OBJECTIVE — Repeat every record below exactly as it appears.

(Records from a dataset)
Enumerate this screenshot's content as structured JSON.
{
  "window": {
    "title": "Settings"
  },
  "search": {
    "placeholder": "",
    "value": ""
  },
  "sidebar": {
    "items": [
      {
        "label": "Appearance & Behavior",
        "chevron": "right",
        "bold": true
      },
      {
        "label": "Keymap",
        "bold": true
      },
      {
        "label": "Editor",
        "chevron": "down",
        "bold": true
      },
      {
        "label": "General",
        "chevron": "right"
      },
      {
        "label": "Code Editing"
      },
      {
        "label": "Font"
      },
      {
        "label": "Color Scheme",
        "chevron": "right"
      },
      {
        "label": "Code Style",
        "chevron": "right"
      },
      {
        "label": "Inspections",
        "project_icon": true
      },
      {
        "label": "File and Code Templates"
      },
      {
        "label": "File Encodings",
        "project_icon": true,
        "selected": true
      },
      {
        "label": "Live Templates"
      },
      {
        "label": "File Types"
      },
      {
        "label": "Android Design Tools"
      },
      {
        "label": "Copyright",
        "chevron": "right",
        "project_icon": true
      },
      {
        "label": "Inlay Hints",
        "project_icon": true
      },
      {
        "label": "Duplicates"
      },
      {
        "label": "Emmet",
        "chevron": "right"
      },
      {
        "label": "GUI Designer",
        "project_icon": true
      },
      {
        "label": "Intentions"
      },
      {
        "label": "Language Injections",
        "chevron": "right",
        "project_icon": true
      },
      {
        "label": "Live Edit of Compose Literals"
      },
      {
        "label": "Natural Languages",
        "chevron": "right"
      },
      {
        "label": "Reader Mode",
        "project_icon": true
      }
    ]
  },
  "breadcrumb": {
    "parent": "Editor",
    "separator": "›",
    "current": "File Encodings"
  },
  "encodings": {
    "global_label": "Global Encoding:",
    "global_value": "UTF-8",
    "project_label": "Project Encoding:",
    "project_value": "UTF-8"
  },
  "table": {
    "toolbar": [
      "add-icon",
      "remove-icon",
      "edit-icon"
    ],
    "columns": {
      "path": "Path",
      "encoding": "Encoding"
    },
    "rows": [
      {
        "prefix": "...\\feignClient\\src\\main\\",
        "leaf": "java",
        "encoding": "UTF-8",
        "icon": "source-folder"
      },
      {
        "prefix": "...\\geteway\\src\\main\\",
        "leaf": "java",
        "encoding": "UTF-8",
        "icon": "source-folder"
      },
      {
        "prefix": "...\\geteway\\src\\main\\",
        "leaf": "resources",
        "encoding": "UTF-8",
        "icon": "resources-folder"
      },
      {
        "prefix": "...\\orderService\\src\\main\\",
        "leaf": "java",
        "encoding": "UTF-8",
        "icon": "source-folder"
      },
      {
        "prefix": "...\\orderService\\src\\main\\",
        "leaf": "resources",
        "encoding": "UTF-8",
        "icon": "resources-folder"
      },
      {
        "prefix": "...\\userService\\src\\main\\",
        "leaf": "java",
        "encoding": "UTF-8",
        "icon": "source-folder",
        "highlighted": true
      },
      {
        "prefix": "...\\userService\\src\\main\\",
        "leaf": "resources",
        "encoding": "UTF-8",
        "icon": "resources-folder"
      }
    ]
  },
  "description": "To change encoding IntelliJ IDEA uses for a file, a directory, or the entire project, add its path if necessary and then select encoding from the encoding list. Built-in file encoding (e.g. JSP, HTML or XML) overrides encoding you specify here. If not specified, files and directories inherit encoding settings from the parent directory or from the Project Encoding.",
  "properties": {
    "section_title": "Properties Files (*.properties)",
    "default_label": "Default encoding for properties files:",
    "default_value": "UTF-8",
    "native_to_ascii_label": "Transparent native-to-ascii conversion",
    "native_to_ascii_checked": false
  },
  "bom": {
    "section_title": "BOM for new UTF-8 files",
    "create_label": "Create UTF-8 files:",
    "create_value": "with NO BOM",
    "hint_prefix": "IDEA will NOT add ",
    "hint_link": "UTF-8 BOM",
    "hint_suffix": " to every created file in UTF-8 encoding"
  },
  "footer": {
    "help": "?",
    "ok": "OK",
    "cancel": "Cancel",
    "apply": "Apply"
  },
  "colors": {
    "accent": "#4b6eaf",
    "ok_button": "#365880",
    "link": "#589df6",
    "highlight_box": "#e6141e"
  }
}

WRITTEN ANSWER —
Enumerate this screenshot's content as structured JSON.
{
  "window": {
    "title": "Settings"
  },
  "search": {
    "placeholder": "",
    "value": ""
  },
  "sidebar": {
    "items": [
      {
        "label": "Appearance & Behavior",
        "chevron": "right",
        "bold": true
      },
      {
        "label": "Keymap",
        "bold": true
      },
      {
        "label": "Editor",
        "chevron": "down",
        "bold": true
      },
      {
        "label": "General",
        "chevron": "right"
      },
      {
        "label": "Code Editing"
      },
      {
        "label": "Font"
      },
      {
        "label": "Color Scheme",
        "chevron": "right"
      },
      {
        "label": "Code Style",
        "chevron": "right"
      },
      {
        "label": "Inspections",
        "project_icon": true
      },
      {
        "label": "File and Code Templates"
      },
      {
        "label": "File Encodings",
        "project_icon": true,
        "selected": true
      },
      {
        "label": "Live Templates"
      },
      {
        "label": "File Types"
      },
      {
        "label": "Android Design Tools"
      },
      {
        "label": "Copyright",
        "chevron": "right",
        "project_icon": true
      },
      {
        "label": "Inlay Hints",
        "project_icon": true
      },
      {
        "label": "Duplicates"
      },
      {
        "label": "Emmet",
        "chevron": "right"
      },
      {
        "label": "GUI Designer",
        "project_icon": true
      },
      {
        "label": "Intentions"
      },
      {
        "label": "Language Injections",
        "chevron": "right",
        "project_icon": true
      },
      {
        "label": "Live Edit of Compose Literals"
      },
      {
        "label": "Natural Languages",
        "chevron": "right"
      },
      {
        "label": "Reader Mode",
        "project_icon": true
      }
    ]
  },
  "breadcrumb": {
    "parent": "Editor",
    "separator": "›",
    "current": "File Encodings"
  },
  "encodings": {
    "global_label": "Global Encoding:",
    "global_value": "UTF-8",
    "project_label": "Project Encoding:",
    "project_value": "UTF-8"
  },
  "table": {
    "toolbar": [
      "add-icon",
      "remove-icon",
      "edit-icon"
    ],
    "columns": {
      "path": "Path",
      "encoding": "Encoding"
    },
    "rows": [
      {
        "prefix": "...\\feignClient\\src\\main\\",
        "leaf": "java",
        "encoding": "UTF-8",
        "icon": "source-folder"
      },
      {
        "prefix": "...\\geteway\\src\\main\\",
        "leaf": "java",
        "encoding": "UTF-8",
        "icon": "source-folder"
      },
      {
        "prefix": "...\\geteway\\src\\main\\",
        "leaf": "resources",
        "encoding": "UTF-8",
        "icon": "resources-folder"
      },
      {
        "prefix": "...\\orderService\\src\\main\\",
        "leaf": "java",
        "encoding": "UTF-8",
        "icon": "source-folder"
      },
      {
        "prefix": "...\\orderService\\src\\main\\",
        "leaf": "resources",
        "encoding": "UTF-8",
        "icon": "resources-folder"
      },
      {
        "prefix": "...\\userService\\src\\main\\",
        "leaf": "java",
        "encoding": "UTF-8",
        "icon": "source-folder",
        "highlighted": true
      },
      {
        "prefix": "...\\userService\\src\\main\\",
        "leaf": "resources",
        "encoding": "UTF-8",
        "icon": "resources-folder"
      }
    ]
  },
  "description": "To change encoding IntelliJ IDEA uses for a file, a directory, or the entire project, add its path if necessary and then select encoding from the encoding list. Built-in file encoding (e.g. JSP, HTML or XML) overrides encoding you specify here. If not specified, files and directories inherit encoding settings from the parent directory or from the Project Encoding.",
  "properties": {
    "section_title": "Properties Files (*.properties)",
    "default_label": "Default encoding for properties files:",
    "default_value": "UTF-8",
    "native_to_ascii_label": "Transparent native-to-ascii conversion",
    "native_to_ascii_checked": false
  },
  "bom": {
    "section_title": "BOM for new UTF-8 files",
    "create_label": "Create UTF-8 files:",
    "create_value": "with NO BOM",
    "hint_prefix": "IDEA will NOT add ",
    "hint_link": "UTF-8 BOM",
    "hint_suffix": " to every created file in UTF-8 encoding"
  },
  "footer": {
    "help": "?",
    "ok": "OK",
    "cancel": "Cancel",
    "apply": "Apply"
  },
  "colors": {
    "accent": "#4b6eaf",
    "ok_button": "#365880",
    "link": "#589df6",
    "highlight_box": "#e6141e"
  }
}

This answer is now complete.